> What is asked
Check every line of the entries for "offset", and copy the lines that hold it.

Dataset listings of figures
--- Begin ---

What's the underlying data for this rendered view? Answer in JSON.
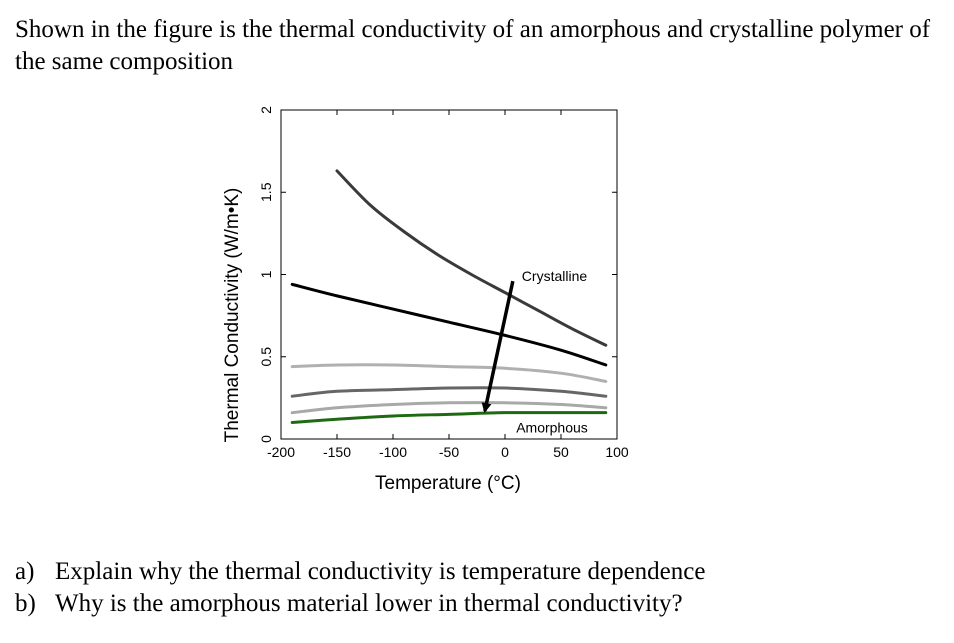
{
  "intro_text": "Shown in the figure is the thermal conductivity of an amorphous and crystalline polymer of the same composition",
  "chart_data": {
    "type": "line",
    "title": "",
    "xlabel": "Temperature (°C)",
    "ylabel": "Thermal Conductivity (W/m•K)",
    "xlim": [
      -200,
      100
    ],
    "ylim": [
      0,
      2
    ],
    "xticks": [
      "-200",
      "-150",
      "-100",
      "-50",
      "0",
      "50",
      "100"
    ],
    "yticks": [
      "0",
      "0.5",
      "1",
      "1.5",
      "2"
    ],
    "grid": false,
    "series": [
      {
        "color": "#3a3a3a",
        "x": [
          -150,
          -120,
          -90,
          -60,
          -30,
          0,
          30,
          60,
          90
        ],
        "y": [
          1.63,
          1.42,
          1.26,
          1.12,
          1.0,
          0.89,
          0.78,
          0.67,
          0.57
        ]
      },
      {
        "color": "#000000",
        "x": [
          -190,
          -150,
          -100,
          -50,
          0,
          50,
          90
        ],
        "y": [
          0.94,
          0.87,
          0.79,
          0.71,
          0.63,
          0.54,
          0.45
        ]
      },
      {
        "color": "#b0b0b0",
        "x": [
          -190,
          -150,
          -100,
          -50,
          0,
          50,
          90
        ],
        "y": [
          0.44,
          0.45,
          0.45,
          0.44,
          0.43,
          0.4,
          0.35
        ]
      },
      {
        "color": "#666666",
        "x": [
          -190,
          -150,
          -100,
          -50,
          0,
          50,
          90
        ],
        "y": [
          0.26,
          0.29,
          0.3,
          0.31,
          0.31,
          0.29,
          0.26
        ]
      },
      {
        "color": "#a8a8a8",
        "x": [
          -190,
          -150,
          -100,
          -50,
          0,
          50,
          90
        ],
        "y": [
          0.16,
          0.19,
          0.21,
          0.22,
          0.22,
          0.21,
          0.19
        ]
      },
      {
        "color": "#1e6a12",
        "x": [
          -190,
          -150,
          -100,
          -50,
          0,
          50,
          90
        ],
        "y": [
          0.1,
          0.12,
          0.14,
          0.15,
          0.16,
          0.16,
          0.16
        ]
      }
    ],
    "annotations": [
      {
        "text": "Crystalline",
        "x": 15,
        "y": 0.96
      },
      {
        "text": "Amorphous",
        "x": 10,
        "y": 0.04
      }
    ],
    "arrow": {
      "from": [
        7,
        0.96
      ],
      "to": [
        -18,
        0.17
      ]
    }
  },
  "questions": [
    {
      "marker": "a)",
      "text": "Explain why the thermal conductivity is temperature dependence"
    },
    {
      "marker": "b)",
      "text": "Why is the amorphous material lower in thermal conductivity?"
    }
  ]
}
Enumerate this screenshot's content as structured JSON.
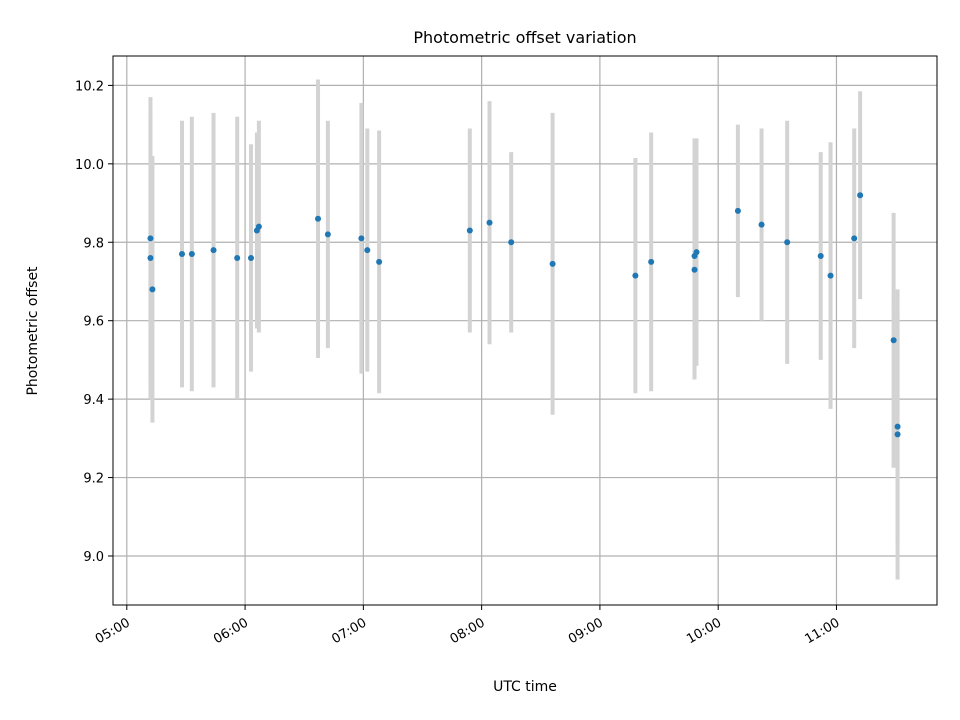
{
  "chart_data": {
    "type": "scatter",
    "title": "Photometric offset variation",
    "xlabel": "UTC time",
    "ylabel": "Photometric offset",
    "xlim": [
      "04:53",
      "11:51"
    ],
    "ylim": [
      8.875,
      10.275
    ],
    "x_ticks": [
      "05:00",
      "06:00",
      "07:00",
      "08:00",
      "09:00",
      "10:00",
      "11:00"
    ],
    "y_ticks": [
      "9.0",
      "9.2",
      "9.4",
      "9.6",
      "9.8",
      "10.0",
      "10.2"
    ],
    "grid": true,
    "colors": {
      "marker": "#1f77b4",
      "errorbar": "#d3d3d3",
      "grid": "#b0b0b0"
    },
    "points": [
      {
        "time": "05:12",
        "y": 9.81,
        "err": 0.36
      },
      {
        "time": "05:12",
        "y": 9.76,
        "err": 0.36
      },
      {
        "time": "05:13",
        "y": 9.68,
        "err": 0.34
      },
      {
        "time": "05:28",
        "y": 9.77,
        "err": 0.34
      },
      {
        "time": "05:33",
        "y": 9.77,
        "err": 0.35
      },
      {
        "time": "05:44",
        "y": 9.78,
        "err": 0.35
      },
      {
        "time": "05:56",
        "y": 9.76,
        "err": 0.36
      },
      {
        "time": "06:03",
        "y": 9.76,
        "err": 0.29
      },
      {
        "time": "06:06",
        "y": 9.83,
        "err": 0.25
      },
      {
        "time": "06:07",
        "y": 9.84,
        "err": 0.27
      },
      {
        "time": "06:37",
        "y": 9.86,
        "err": 0.355
      },
      {
        "time": "06:42",
        "y": 9.82,
        "err": 0.29
      },
      {
        "time": "06:59",
        "y": 9.81,
        "err": 0.345
      },
      {
        "time": "07:02",
        "y": 9.78,
        "err": 0.31
      },
      {
        "time": "07:08",
        "y": 9.75,
        "err": 0.335
      },
      {
        "time": "07:54",
        "y": 9.83,
        "err": 0.26
      },
      {
        "time": "08:04",
        "y": 9.85,
        "err": 0.31
      },
      {
        "time": "08:15",
        "y": 9.8,
        "err": 0.23
      },
      {
        "time": "08:36",
        "y": 9.745,
        "err": 0.385
      },
      {
        "time": "09:18",
        "y": 9.715,
        "err": 0.3
      },
      {
        "time": "09:26",
        "y": 9.75,
        "err": 0.33
      },
      {
        "time": "09:48",
        "y": 9.73,
        "err": 0.28
      },
      {
        "time": "09:48",
        "y": 9.765,
        "err": 0.3
      },
      {
        "time": "09:49",
        "y": 9.775,
        "err": 0.29
      },
      {
        "time": "10:10",
        "y": 9.88,
        "err": 0.22
      },
      {
        "time": "10:22",
        "y": 9.845,
        "err": 0.245
      },
      {
        "time": "10:35",
        "y": 9.8,
        "err": 0.31
      },
      {
        "time": "10:52",
        "y": 9.765,
        "err": 0.265
      },
      {
        "time": "10:57",
        "y": 9.715,
        "err": 0.34
      },
      {
        "time": "11:09",
        "y": 9.81,
        "err": 0.28
      },
      {
        "time": "11:12",
        "y": 9.92,
        "err": 0.265
      },
      {
        "time": "11:29",
        "y": 9.55,
        "err": 0.325
      },
      {
        "time": "11:31",
        "y": 9.33,
        "err": 0.295
      },
      {
        "time": "11:31",
        "y": 9.31,
        "err": 0.37
      }
    ]
  }
}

--- End ---

> Solution to this problem
    "title": "Photometric offset variation",
    "ylabel": "Photometric offset",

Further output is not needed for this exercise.